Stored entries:
begin
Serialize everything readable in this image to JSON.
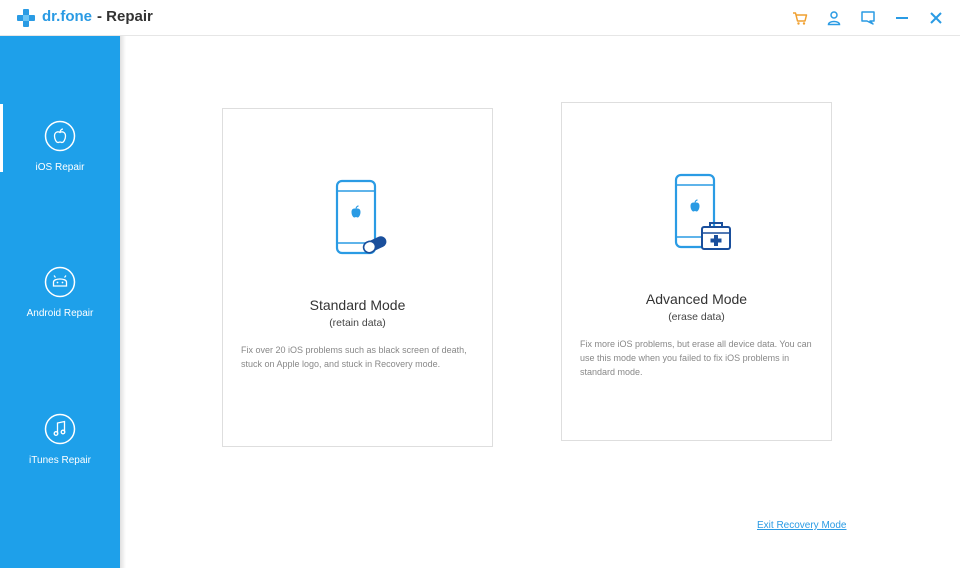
{
  "titlebar": {
    "brand": "dr.fone",
    "title": "- Repair",
    "icons": [
      "cart-icon",
      "account-icon",
      "feedback-icon",
      "minimize-icon",
      "close-icon"
    ]
  },
  "sidebar": {
    "items": [
      {
        "label": "iOS Repair",
        "icon": "apple-icon",
        "active": true
      },
      {
        "label": "Android Repair",
        "icon": "android-icon",
        "active": false
      },
      {
        "label": "iTunes Repair",
        "icon": "music-note-icon",
        "active": false
      }
    ]
  },
  "cards": [
    {
      "title": "Standard Mode",
      "subtitle": "(retain data)",
      "description": "Fix over 20 iOS problems such as black screen of death, stuck on Apple logo, and stuck in Recovery mode.",
      "icon": "phone-pill-icon"
    },
    {
      "title": "Advanced Mode",
      "subtitle": "(erase data)",
      "description": "Fix more iOS problems, but erase all device data. You can use this mode when you failed to fix iOS problems in standard mode.",
      "icon": "phone-medkit-icon"
    }
  ],
  "footer": {
    "exit_link": "Exit Recovery Mode"
  },
  "colors": {
    "accent": "#2a9be4",
    "sidebar": "#1ea0ea",
    "cart": "#f0a030"
  }
}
end
PROBLEM: Nothing in the entries above should change when they are printed again, except that the pictures are dropped.

EXPECTED OUTPUT:
Serialize everything readable in this image to JSON.
{
  "titlebar": {
    "brand": "dr.fone",
    "title": "- Repair",
    "icons": [
      "cart-icon",
      "account-icon",
      "feedback-icon",
      "minimize-icon",
      "close-icon"
    ]
  },
  "sidebar": {
    "items": [
      {
        "label": "iOS Repair",
        "icon": "apple-icon",
        "active": true
      },
      {
        "label": "Android Repair",
        "icon": "android-icon",
        "active": false
      },
      {
        "label": "iTunes Repair",
        "icon": "music-note-icon",
        "active": false
      }
    ]
  },
  "cards": [
    {
      "title": "Standard Mode",
      "subtitle": "(retain data)",
      "description": "Fix over 20 iOS problems such as black screen of death, stuck on Apple logo, and stuck in Recovery mode.",
      "icon": "phone-pill-icon"
    },
    {
      "title": "Advanced Mode",
      "subtitle": "(erase data)",
      "description": "Fix more iOS problems, but erase all device data. You can use this mode when you failed to fix iOS problems in standard mode.",
      "icon": "phone-medkit-icon"
    }
  ],
  "footer": {
    "exit_link": "Exit Recovery Mode"
  },
  "colors": {
    "accent": "#2a9be4",
    "sidebar": "#1ea0ea",
    "cart": "#f0a030"
  }
}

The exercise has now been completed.